■ **Challenge**
Take the lines from the one with "Parse this screenshot: output" through the end of the material below and repeat them exactly, dropping every picture.

(Records)
======

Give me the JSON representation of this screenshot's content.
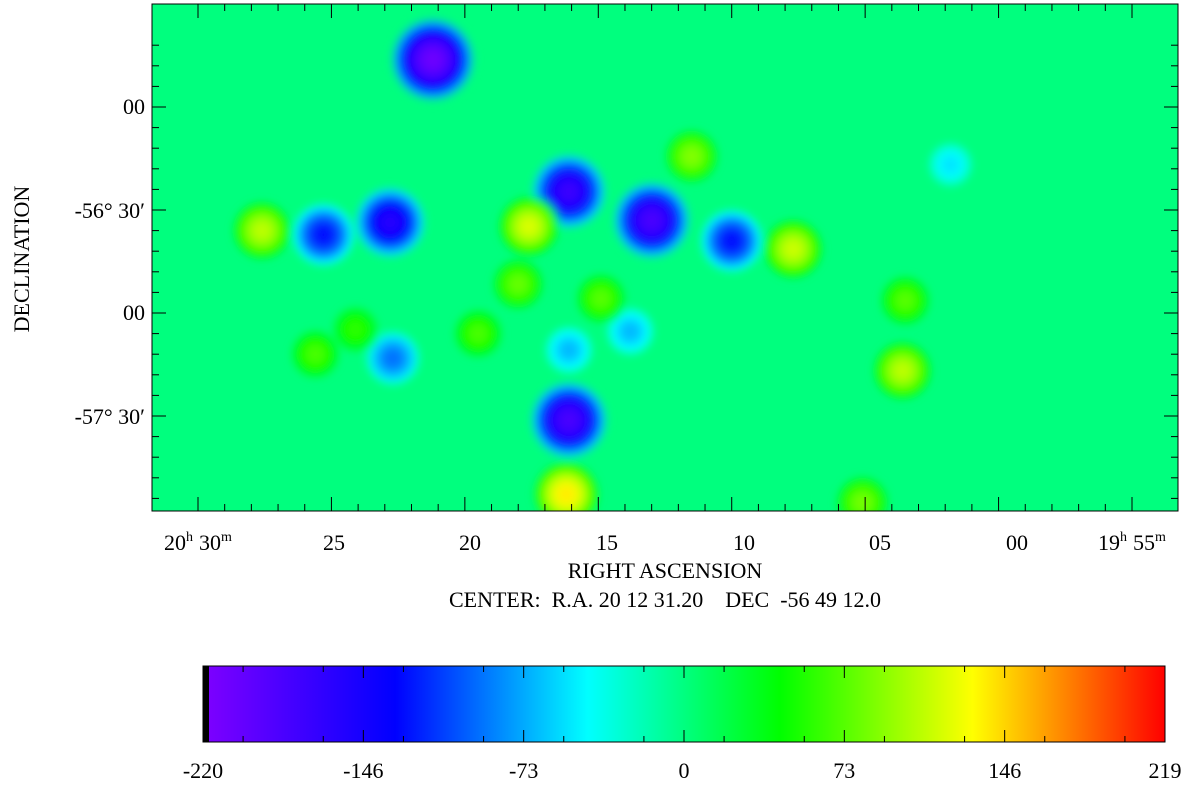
{
  "chart_data": {
    "type": "heatmap",
    "xlabel": "RIGHT ASCENSION",
    "ylabel": "DECLINATION",
    "subtitle": "CENTER:  R.A. 20 12 31.20    DEC  -56 49 12.0",
    "x_ticks": [
      {
        "h": "20",
        "sep": "h",
        "m": "30",
        "unit": "m"
      },
      {
        "m": "25"
      },
      {
        "m": "20"
      },
      {
        "m": "15"
      },
      {
        "m": "10"
      },
      {
        "m": "05"
      },
      {
        "m": "00"
      },
      {
        "h": "19",
        "sep": "h",
        "m": "55",
        "unit": "m"
      }
    ],
    "y_ticks": [
      "00",
      "-56° 30′",
      "00",
      "-57° 30′"
    ],
    "colorbar": {
      "min": -220,
      "max": 219,
      "ticks": [
        "-220",
        "-146",
        "-73",
        "0",
        "73",
        "146",
        "219"
      ],
      "colormap": [
        "#7f00ff",
        "#0000ff",
        "#00ffff",
        "#00ff00",
        "#ffff00",
        "#ff0000"
      ]
    },
    "background_value": 0,
    "blobs": [
      {
        "ra": "20 21.2",
        "dec": -55.77,
        "value": -210
      },
      {
        "ra": "20 16.1",
        "dec": -56.41,
        "value": -175
      },
      {
        "ra": "20 13.0",
        "dec": -56.55,
        "value": -185
      },
      {
        "ra": "20 22.8",
        "dec": -56.56,
        "value": -160
      },
      {
        "ra": "20 25.3",
        "dec": -56.62,
        "value": -130
      },
      {
        "ra": "20 10.0",
        "dec": -56.65,
        "value": -130
      },
      {
        "ra": "20 16.1",
        "dec": -57.52,
        "value": -185
      },
      {
        "ra": "20 22.7",
        "dec": -57.22,
        "value": -95
      },
      {
        "ra": "20 13.8",
        "dec": -57.09,
        "value": -70
      },
      {
        "ra": "20 16.1",
        "dec": -57.18,
        "value": -70
      },
      {
        "ra": "20 01.8",
        "dec": -56.28,
        "value": -55
      },
      {
        "ra": "20 17.6",
        "dec": -56.58,
        "value": 120
      },
      {
        "ra": "20 07.7",
        "dec": -56.69,
        "value": 115
      },
      {
        "ra": "20 27.6",
        "dec": -56.6,
        "value": 110
      },
      {
        "ra": "20 16.2",
        "dec": -57.88,
        "value": 140
      },
      {
        "ra": "20 03.6",
        "dec": -57.28,
        "value": 110
      },
      {
        "ra": "20 11.5",
        "dec": -56.24,
        "value": 90
      },
      {
        "ra": "20 19.5",
        "dec": -57.1,
        "value": 70
      },
      {
        "ra": "20 03.5",
        "dec": -56.94,
        "value": 75
      },
      {
        "ra": "20 18.0",
        "dec": -56.86,
        "value": 80
      },
      {
        "ra": "20 25.6",
        "dec": -57.2,
        "value": 70
      },
      {
        "ra": "20 05.1",
        "dec": -57.92,
        "value": 85
      },
      {
        "ra": "20 14.9",
        "dec": -56.93,
        "value": 75
      },
      {
        "ra": "20 24.1",
        "dec": -57.08,
        "value": 60
      }
    ]
  }
}
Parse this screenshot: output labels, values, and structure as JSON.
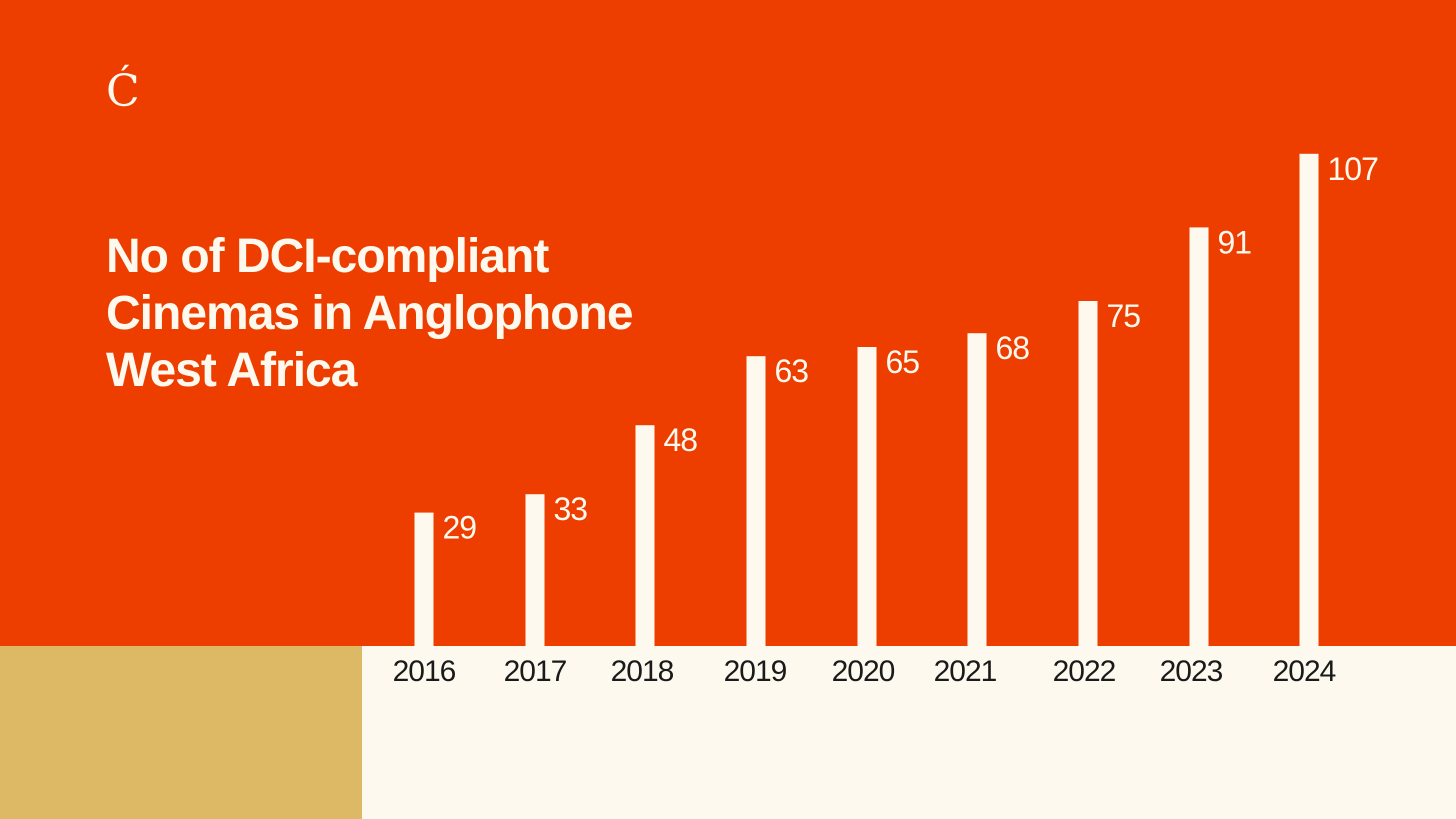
{
  "brand": {
    "logo_text": "Ć"
  },
  "chart_data": {
    "type": "bar",
    "title_lines": [
      "No of DCI-compliant",
      "Cinemas in Anglophone",
      "West Africa"
    ],
    "categories": [
      "2016",
      "2017",
      "2018",
      "2019",
      "2020",
      "2021",
      "2022",
      "2023",
      "2024"
    ],
    "values": [
      29,
      33,
      48,
      63,
      65,
      68,
      75,
      91,
      107
    ],
    "xlabel": "",
    "ylabel": "",
    "grid": false,
    "legend": "none"
  },
  "colors": {
    "background": "#ED3E00",
    "bars": "#FDF9EE",
    "axis_band": "#FDF9EE",
    "accent_block": "#DDB865",
    "value_labels": "#FDF9EE",
    "tick_labels": "#1A1A1A"
  }
}
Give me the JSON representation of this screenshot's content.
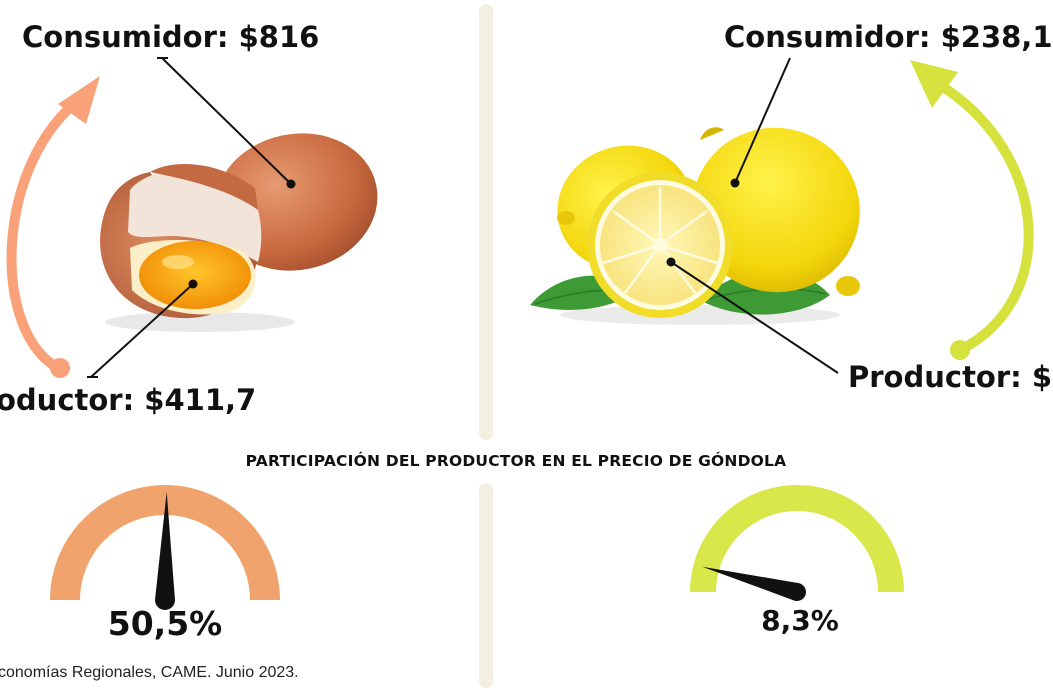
{
  "egg": {
    "consumer_label": "Consumidor: $816",
    "producer_label": "oductor: $411,7",
    "gauge_value": "50,5%",
    "gauge_fraction": 0.505,
    "arrow_color": "#f9a27a",
    "gauge_color": "#f0a36c"
  },
  "lemon": {
    "consumer_label": "Consumidor: $238,1",
    "producer_label": "Productor: $",
    "gauge_value": "8,3%",
    "gauge_fraction": 0.083,
    "arrow_color": "#d5e23e",
    "gauge_color": "#d8e84a"
  },
  "section_title": "PARTICIPACIÓN DEL PRODUCTOR EN EL PRECIO DE GÓNDOLA",
  "source": "conomías Regionales, CAME. Junio 2023.",
  "icons": [
    "egg-illustration",
    "lemon-illustration",
    "leaf-icon",
    "gauge-needle-icon",
    "arrow-up-icon"
  ]
}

======

■ **Written solution**
Parse this screenshot: output labels, values, and structure as JSON.
{
  "brand": {
    "logo_text": "Ć"
  },
  "chart_data": {
    "type": "bar",
    "title_lines": [
      "No of DCI-compliant",
      "Cinemas in Anglophone",
      "West Africa"
    ],
    "categories": [
      "2016",
      "2017",
      "2018",
      "2019",
      "2020",
      "2021",
      "2022",
      "2023",
      "2024"
    ],
    "values": [
      29,
      33,
      48,
      63,
      65,
      68,
      75,
      91,
      107
    ],
    "xlabel": "",
    "ylabel": "",
    "grid": false,
    "legend": "none"
  },
  "colors": {
    "background": "#ED3E00",
    "bars": "#FDF9EE",
    "axis_band": "#FDF9EE",
    "accent_block": "#DDB865",
    "value_labels": "#FDF9EE",
    "tick_labels": "#1A1A1A"
  }
}
Give me the JSON representation of this screenshot's content.
{
  "egg": {
    "consumer_label": "Consumidor: $816",
    "producer_label": "oductor: $411,7",
    "gauge_value": "50,5%",
    "gauge_fraction": 0.505,
    "arrow_color": "#f9a27a",
    "gauge_color": "#f0a36c"
  },
  "lemon": {
    "consumer_label": "Consumidor: $238,1",
    "producer_label": "Productor: $",
    "gauge_value": "8,3%",
    "gauge_fraction": 0.083,
    "arrow_color": "#d5e23e",
    "gauge_color": "#d8e84a"
  },
  "section_title": "PARTICIPACIÓN DEL PRODUCTOR EN EL PRECIO DE GÓNDOLA",
  "source": "conomías Regionales, CAME. Junio 2023.",
  "icons": [
    "egg-illustration",
    "lemon-illustration",
    "leaf-icon",
    "gauge-needle-icon",
    "arrow-up-icon"
  ]
}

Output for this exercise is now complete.